Objective → Repeat all the material exactly; pictures stay out of your copy.

Data for the task →
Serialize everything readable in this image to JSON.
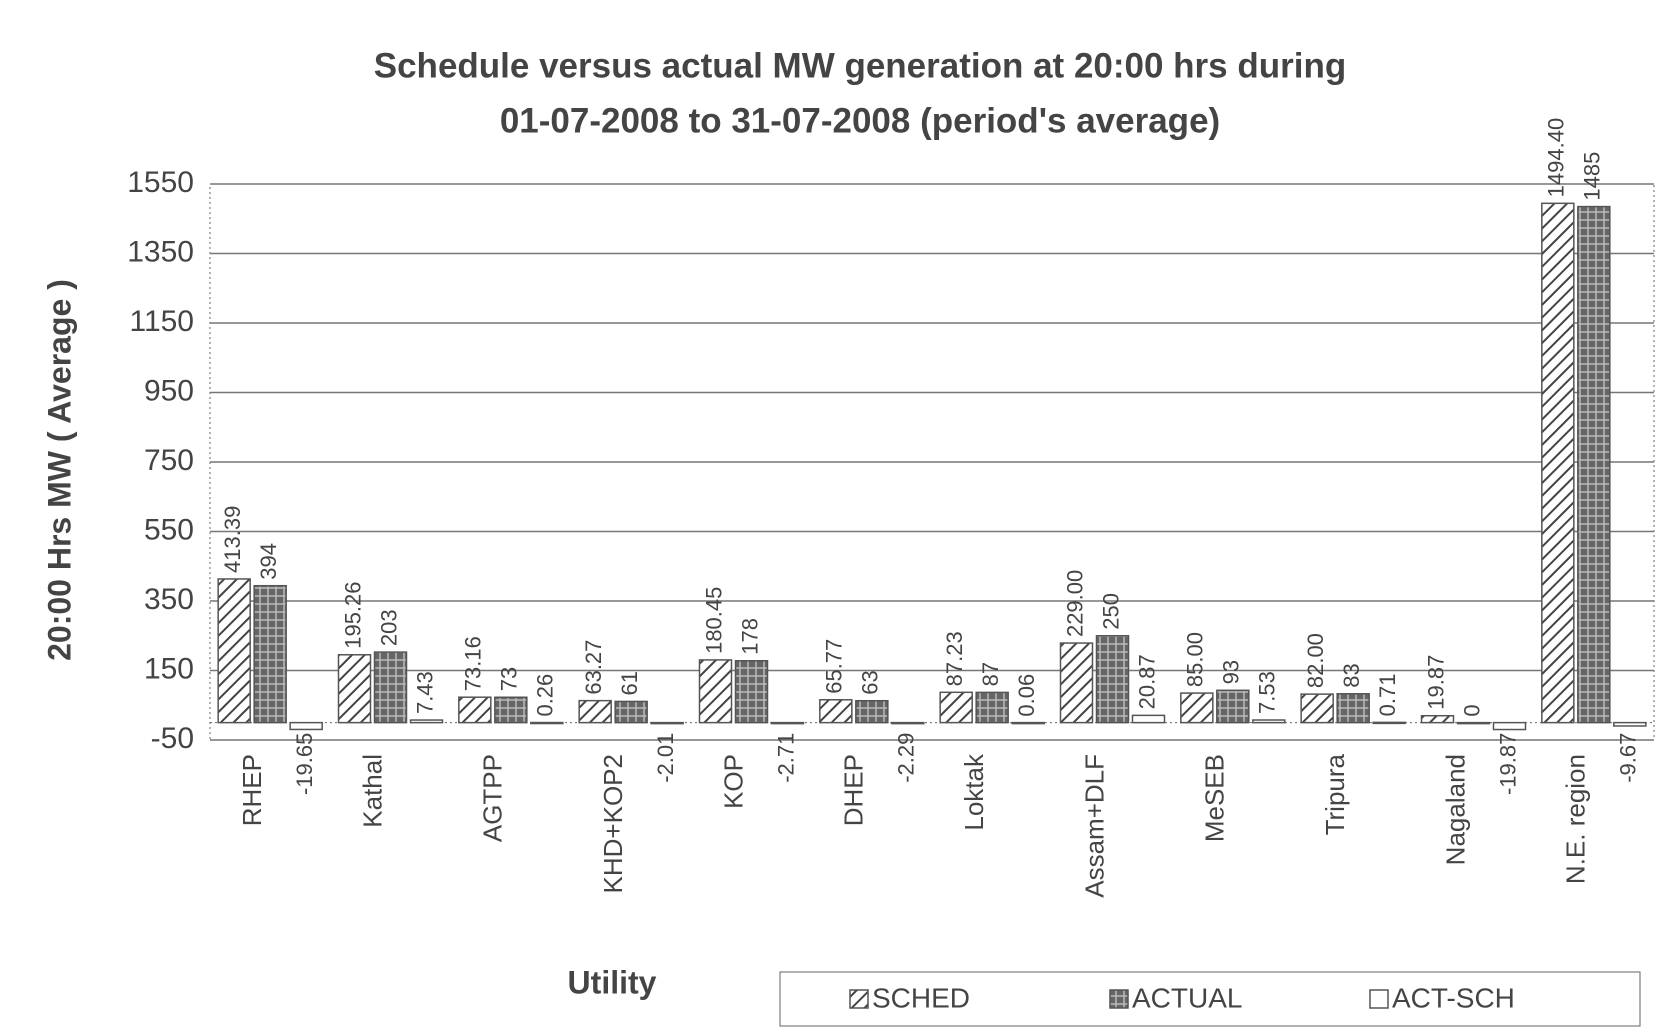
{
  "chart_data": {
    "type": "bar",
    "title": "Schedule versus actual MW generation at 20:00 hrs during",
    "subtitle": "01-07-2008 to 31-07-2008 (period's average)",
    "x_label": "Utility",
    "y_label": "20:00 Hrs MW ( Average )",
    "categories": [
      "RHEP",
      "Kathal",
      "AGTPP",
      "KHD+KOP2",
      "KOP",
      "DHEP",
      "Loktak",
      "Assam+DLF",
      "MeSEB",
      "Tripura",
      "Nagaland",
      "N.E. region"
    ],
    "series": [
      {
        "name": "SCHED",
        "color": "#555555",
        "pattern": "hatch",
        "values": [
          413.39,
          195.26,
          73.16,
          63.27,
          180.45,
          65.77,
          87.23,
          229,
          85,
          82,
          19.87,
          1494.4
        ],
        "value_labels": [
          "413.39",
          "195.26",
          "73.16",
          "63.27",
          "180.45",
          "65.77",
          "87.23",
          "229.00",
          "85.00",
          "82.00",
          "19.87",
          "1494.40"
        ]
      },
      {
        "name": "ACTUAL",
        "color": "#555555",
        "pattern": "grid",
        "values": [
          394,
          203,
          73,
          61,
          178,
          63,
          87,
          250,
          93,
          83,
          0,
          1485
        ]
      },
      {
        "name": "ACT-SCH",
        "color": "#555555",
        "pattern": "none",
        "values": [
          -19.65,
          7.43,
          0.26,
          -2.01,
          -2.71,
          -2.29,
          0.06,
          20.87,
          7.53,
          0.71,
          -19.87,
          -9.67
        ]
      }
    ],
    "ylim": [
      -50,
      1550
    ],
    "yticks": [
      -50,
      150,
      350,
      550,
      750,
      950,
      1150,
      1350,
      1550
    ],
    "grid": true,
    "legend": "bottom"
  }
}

Answer to the task →
Serialize everything readable in this image to JSON.
{
  "chart_data": {
    "type": "bar",
    "title": "Schedule versus actual MW generation at 20:00 hrs during",
    "subtitle": "01-07-2008 to 31-07-2008 (period's average)",
    "x_label": "Utility",
    "y_label": "20:00 Hrs MW ( Average )",
    "categories": [
      "RHEP",
      "Kathal",
      "AGTPP",
      "KHD+KOP2",
      "KOP",
      "DHEP",
      "Loktak",
      "Assam+DLF",
      "MeSEB",
      "Tripura",
      "Nagaland",
      "N.E. region"
    ],
    "series": [
      {
        "name": "SCHED",
        "color": "#555555",
        "pattern": "hatch",
        "values": [
          413.39,
          195.26,
          73.16,
          63.27,
          180.45,
          65.77,
          87.23,
          229,
          85,
          82,
          19.87,
          1494.4
        ],
        "value_labels": [
          "413.39",
          "195.26",
          "73.16",
          "63.27",
          "180.45",
          "65.77",
          "87.23",
          "229.00",
          "85.00",
          "82.00",
          "19.87",
          "1494.40"
        ]
      },
      {
        "name": "ACTUAL",
        "color": "#555555",
        "pattern": "grid",
        "values": [
          394,
          203,
          73,
          61,
          178,
          63,
          87,
          250,
          93,
          83,
          0,
          1485
        ]
      },
      {
        "name": "ACT-SCH",
        "color": "#555555",
        "pattern": "none",
        "values": [
          -19.65,
          7.43,
          0.26,
          -2.01,
          -2.71,
          -2.29,
          0.06,
          20.87,
          7.53,
          0.71,
          -19.87,
          -9.67
        ]
      }
    ],
    "ylim": [
      -50,
      1550
    ],
    "yticks": [
      -50,
      150,
      350,
      550,
      750,
      950,
      1150,
      1350,
      1550
    ],
    "grid": true,
    "legend": "bottom"
  }
}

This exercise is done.